### Assignment
In the SteerViT notes, transcribe the passage that begins at the words "1. Concept vectors" and stops after "tuned at inference.".

Excerpt provided below:

Segmentation mask preparation.

  • Convert ground-truth bounding boxes to binary masks using SAM2
  • Project pixel masks onto the ViT’s $n \times n$ patch grid (at 336px, ViT-B/14 gives $24 \times 24$)
  • Soft targets: fraction of foreground pixels per patch

Inference with gate scaling.

# Scale all alpha values by omega for steerability-quality tradeoff
omega = 0.6  # optimal for DINOv2/SigLIP
for ca_layer in cross_attention_layers:
    ca_layer.alpha_scaled = ca_layer.alpha * omega

Evaluation commands (inferred from paper).

# CORE benchmark: encode images with text prompts, compute top-1 retrieval accuracy
# GeneCIS: evaluate on Focus Object split with R@1, R@2, R@3
# PODS: compute PR-AUC and NDCG on frozen features with descriptive prompts
# MOSAIC: stitch PASCAL-VOC images, compute PR-AUC of CLS-to-patch attention vs. GT masks
# Anomaly segmentation (MVTec): prompt with "the anomaly in the <object>", ensemble 10 prompts, upsample patch heatmaps, compute PRO/ROC/F1_max

Project page: jonaruthardt.github.io/project/SteerViT

Notes

Connection to Mechanistic Interpretability and Concept Vectors

SteerViT is a direct operationalization of the idea that text can serve as a steering vector for visual representations — closely paralleling work on contrastive activation averaging and concept vectors in LLM interpretability. Key connections:

  1. Concept vectors via text. The gated cross-attention layers effectively compute text-conditioned perturbations to the ViT’s residual stream: $\Delta Z_v^{(\ell)} = \tanh(\alpha_\ell) \cdot \hat{Z}_v^{(\ell)}$. This is structurally analogous to activation steering in LLMs, where a concept vector is added to intermediate activations. The gate $\alpha_\ell$ plays the role of a steering coefficient that can be tuned at inference.

End of Excerpt provided.
Data below:

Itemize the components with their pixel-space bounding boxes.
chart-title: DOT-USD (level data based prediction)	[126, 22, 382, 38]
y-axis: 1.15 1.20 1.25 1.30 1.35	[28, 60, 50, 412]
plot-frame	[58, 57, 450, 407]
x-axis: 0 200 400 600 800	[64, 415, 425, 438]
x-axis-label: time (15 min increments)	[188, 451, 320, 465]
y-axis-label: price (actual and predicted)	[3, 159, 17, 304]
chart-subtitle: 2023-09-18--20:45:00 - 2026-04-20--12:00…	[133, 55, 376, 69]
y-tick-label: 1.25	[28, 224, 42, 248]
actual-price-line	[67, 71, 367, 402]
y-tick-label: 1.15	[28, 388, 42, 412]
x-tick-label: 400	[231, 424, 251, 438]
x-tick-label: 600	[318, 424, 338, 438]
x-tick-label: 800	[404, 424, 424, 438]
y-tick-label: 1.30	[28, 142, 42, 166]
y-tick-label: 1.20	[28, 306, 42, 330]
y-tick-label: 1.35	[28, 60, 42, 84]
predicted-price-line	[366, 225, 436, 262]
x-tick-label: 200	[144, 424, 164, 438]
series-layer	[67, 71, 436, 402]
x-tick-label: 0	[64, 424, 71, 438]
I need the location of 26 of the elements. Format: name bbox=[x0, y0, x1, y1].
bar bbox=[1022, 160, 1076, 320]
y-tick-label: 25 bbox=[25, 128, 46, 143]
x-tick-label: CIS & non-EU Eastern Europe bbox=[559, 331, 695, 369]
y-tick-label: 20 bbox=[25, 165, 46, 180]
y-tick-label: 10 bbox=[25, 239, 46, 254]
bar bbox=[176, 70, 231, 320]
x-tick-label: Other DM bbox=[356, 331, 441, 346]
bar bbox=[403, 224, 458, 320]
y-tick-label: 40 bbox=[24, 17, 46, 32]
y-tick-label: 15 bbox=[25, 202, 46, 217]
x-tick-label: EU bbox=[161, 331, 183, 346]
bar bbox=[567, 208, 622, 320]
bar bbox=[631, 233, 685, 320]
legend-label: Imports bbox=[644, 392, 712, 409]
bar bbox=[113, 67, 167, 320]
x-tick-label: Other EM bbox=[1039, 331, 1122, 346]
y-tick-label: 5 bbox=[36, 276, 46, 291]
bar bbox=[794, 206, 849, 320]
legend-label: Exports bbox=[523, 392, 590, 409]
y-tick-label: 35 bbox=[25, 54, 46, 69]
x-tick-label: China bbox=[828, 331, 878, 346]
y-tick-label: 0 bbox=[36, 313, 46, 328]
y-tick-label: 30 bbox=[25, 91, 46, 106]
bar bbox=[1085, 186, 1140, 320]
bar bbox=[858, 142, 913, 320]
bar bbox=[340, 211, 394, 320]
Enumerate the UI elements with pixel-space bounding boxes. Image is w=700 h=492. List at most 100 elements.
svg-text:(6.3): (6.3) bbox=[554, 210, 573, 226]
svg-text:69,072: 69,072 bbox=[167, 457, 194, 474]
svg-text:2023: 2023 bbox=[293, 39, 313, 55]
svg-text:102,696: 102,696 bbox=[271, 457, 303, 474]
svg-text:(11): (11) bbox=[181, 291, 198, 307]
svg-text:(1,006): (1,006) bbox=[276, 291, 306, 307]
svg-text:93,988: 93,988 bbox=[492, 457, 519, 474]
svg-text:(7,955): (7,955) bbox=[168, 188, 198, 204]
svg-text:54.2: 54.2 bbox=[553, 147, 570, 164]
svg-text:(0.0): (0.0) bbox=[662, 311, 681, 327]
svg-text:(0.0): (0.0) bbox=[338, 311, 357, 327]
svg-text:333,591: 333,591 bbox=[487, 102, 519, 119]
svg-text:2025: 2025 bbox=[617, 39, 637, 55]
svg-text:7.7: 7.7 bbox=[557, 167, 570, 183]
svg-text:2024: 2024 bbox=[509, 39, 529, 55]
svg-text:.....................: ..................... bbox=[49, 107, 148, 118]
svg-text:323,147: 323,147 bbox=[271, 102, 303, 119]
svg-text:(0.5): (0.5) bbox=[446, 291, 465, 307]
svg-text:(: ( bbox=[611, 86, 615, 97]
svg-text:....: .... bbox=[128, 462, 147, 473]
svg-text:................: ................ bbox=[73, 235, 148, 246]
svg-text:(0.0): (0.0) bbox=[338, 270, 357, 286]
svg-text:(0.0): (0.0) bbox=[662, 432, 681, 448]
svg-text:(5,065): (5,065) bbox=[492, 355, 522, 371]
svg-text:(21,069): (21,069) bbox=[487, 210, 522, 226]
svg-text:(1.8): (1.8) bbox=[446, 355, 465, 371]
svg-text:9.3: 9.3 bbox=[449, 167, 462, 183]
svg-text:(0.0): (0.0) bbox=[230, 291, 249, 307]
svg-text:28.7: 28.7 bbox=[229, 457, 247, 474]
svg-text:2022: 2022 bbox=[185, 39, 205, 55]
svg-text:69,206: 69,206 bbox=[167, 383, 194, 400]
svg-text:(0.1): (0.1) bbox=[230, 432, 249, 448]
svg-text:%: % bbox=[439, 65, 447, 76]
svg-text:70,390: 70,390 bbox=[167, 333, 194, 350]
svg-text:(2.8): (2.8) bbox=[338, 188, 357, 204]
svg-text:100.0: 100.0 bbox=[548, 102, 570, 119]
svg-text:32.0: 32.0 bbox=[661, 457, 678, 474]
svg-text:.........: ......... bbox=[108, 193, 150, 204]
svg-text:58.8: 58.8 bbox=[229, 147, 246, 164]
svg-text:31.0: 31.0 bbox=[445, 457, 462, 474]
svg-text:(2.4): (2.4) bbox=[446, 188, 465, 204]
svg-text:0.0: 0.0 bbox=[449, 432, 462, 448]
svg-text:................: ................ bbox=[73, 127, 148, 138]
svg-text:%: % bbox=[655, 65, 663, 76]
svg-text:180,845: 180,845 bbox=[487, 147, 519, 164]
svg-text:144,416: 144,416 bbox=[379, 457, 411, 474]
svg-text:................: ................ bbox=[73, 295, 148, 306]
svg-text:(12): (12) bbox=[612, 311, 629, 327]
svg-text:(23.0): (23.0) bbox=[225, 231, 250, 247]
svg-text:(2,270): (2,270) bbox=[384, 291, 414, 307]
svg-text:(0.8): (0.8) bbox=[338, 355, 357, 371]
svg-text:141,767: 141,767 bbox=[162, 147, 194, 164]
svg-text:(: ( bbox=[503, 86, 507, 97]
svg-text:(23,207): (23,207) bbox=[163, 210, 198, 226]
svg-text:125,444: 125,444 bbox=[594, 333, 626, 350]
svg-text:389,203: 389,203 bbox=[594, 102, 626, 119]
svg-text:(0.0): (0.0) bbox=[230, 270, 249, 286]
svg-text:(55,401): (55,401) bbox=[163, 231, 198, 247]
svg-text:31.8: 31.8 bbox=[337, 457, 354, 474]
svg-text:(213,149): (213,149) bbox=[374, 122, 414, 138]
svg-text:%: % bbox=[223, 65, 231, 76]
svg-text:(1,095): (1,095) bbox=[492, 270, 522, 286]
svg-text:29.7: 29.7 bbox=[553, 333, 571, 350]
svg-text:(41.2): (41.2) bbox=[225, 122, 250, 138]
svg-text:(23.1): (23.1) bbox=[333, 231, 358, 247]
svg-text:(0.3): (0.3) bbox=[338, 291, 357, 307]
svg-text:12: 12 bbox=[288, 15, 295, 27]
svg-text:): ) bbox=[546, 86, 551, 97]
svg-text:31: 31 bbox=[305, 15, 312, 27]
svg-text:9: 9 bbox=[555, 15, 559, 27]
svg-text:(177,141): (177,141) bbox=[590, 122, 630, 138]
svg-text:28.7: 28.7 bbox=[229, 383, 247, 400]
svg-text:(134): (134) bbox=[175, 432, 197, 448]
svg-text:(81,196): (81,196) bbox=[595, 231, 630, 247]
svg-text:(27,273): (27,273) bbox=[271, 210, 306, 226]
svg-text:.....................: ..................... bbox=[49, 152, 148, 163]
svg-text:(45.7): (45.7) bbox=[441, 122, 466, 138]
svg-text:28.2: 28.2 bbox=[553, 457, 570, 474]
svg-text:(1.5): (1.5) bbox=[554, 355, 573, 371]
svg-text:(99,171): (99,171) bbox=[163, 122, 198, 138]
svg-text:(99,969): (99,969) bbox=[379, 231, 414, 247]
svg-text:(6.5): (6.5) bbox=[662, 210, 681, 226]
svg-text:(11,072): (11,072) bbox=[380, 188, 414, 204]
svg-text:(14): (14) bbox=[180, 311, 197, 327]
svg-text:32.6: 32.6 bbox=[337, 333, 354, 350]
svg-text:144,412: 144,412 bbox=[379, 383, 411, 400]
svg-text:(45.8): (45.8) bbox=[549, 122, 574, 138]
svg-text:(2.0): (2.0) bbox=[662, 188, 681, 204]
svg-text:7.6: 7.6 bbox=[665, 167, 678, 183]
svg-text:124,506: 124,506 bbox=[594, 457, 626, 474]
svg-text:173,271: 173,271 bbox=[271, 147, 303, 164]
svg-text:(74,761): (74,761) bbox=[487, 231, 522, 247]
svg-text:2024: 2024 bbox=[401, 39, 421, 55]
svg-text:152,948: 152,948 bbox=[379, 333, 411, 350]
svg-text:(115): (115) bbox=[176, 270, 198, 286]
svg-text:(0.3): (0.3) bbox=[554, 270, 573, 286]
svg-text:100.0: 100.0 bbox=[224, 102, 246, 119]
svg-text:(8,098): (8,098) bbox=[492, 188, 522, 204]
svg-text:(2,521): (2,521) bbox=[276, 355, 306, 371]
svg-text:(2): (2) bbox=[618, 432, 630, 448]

End of Data.

### Reply to the task
1. Concept vectors via text. The gated cross-attention layers effectively compute text-conditioned perturbations to the ViT’s residual stream: $\Delta Z_v^{(\ell)} = \tanh(\alpha_\ell) \cdot \hat{Z}_v^{(\ell)}$. This is structurally analogous to activation steering in LLMs, where a concept vector is added to intermediate activations. The gate $\alpha_\ell$ plays the role of a steering coefficient that can be tuned at inference.